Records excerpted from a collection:
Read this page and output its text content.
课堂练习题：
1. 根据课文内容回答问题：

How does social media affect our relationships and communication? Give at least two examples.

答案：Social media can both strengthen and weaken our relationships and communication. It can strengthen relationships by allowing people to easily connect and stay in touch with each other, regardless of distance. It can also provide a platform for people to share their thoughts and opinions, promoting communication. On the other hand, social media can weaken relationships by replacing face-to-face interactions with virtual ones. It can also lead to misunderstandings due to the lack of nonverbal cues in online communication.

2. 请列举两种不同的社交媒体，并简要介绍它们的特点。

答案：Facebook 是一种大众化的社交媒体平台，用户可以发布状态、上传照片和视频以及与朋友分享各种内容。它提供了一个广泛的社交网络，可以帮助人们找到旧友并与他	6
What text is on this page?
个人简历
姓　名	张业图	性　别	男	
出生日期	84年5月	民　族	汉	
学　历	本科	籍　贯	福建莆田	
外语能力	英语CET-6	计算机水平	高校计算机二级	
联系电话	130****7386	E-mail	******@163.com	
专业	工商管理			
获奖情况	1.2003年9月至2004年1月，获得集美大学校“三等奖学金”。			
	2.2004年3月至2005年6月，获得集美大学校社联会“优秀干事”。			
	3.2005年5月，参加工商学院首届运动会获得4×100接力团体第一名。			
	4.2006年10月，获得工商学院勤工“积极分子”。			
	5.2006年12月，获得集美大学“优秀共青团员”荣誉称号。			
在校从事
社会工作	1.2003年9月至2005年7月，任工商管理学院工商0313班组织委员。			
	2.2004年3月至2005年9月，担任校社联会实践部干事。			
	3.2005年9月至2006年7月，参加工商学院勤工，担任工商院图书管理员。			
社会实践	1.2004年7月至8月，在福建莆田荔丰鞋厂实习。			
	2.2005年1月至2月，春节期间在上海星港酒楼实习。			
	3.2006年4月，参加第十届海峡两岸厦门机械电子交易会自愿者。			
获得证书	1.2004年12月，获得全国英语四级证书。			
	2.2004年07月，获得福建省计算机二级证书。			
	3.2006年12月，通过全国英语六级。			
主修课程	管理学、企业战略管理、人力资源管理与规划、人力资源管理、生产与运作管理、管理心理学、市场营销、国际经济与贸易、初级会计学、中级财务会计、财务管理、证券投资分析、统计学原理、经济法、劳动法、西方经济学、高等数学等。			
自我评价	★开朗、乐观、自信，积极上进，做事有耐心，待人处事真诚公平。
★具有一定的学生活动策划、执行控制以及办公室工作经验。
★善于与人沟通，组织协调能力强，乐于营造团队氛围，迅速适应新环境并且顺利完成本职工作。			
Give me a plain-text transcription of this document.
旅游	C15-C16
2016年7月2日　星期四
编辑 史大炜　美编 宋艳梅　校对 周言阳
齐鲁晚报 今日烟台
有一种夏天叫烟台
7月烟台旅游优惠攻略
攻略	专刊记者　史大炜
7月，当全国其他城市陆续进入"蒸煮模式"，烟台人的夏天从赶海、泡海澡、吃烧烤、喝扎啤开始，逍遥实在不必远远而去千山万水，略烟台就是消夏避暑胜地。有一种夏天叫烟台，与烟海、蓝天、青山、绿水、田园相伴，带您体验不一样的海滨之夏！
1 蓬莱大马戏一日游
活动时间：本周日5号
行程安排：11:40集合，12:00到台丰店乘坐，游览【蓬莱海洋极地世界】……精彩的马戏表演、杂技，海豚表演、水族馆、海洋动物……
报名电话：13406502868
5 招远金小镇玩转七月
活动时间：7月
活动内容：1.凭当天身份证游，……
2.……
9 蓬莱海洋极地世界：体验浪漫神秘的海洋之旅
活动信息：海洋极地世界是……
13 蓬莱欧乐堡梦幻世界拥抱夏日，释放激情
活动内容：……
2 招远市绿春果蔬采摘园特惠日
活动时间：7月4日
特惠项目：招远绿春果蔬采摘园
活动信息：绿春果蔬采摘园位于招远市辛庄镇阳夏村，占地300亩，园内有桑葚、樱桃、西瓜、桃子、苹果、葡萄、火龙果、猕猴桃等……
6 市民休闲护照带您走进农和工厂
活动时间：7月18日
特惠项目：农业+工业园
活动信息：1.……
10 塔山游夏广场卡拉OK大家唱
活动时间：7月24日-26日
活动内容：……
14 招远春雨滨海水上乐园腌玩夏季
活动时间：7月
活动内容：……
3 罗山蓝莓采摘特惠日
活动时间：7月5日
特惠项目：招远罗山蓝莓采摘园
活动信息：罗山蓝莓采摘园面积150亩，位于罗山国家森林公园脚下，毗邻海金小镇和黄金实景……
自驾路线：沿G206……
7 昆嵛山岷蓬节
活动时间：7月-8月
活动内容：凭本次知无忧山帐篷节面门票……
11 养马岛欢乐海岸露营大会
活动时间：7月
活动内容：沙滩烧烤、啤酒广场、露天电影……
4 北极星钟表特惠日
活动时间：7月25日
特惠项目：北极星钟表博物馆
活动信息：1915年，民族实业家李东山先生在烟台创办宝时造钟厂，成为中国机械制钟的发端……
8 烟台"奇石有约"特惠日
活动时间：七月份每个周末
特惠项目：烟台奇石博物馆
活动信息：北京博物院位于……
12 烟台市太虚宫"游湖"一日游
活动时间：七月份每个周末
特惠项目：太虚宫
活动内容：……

EXERCISE >> Using the listing, collect all lines in which the string "活动信息" is found.

WRITTEN SOLUTION >>
活动信息：海洋极地世界是……
活动信息：绿春果蔬采摘园位于招远市辛庄镇阳夏村，占地300亩，园内有桑葚、樱桃、西瓜、桃子、苹果、葡萄、火龙果、猕猴桃等……
活动信息：1.……
活动信息：罗山蓝莓采摘园面积150亩，位于罗山国家森林公园脚下，毗邻海金小镇和黄金实景……
活动信息：1915年，民族实业家李东山先生在烟台创办宝时造钟厂，成为中国机械制钟的发端……
活动信息：北京博物院位于……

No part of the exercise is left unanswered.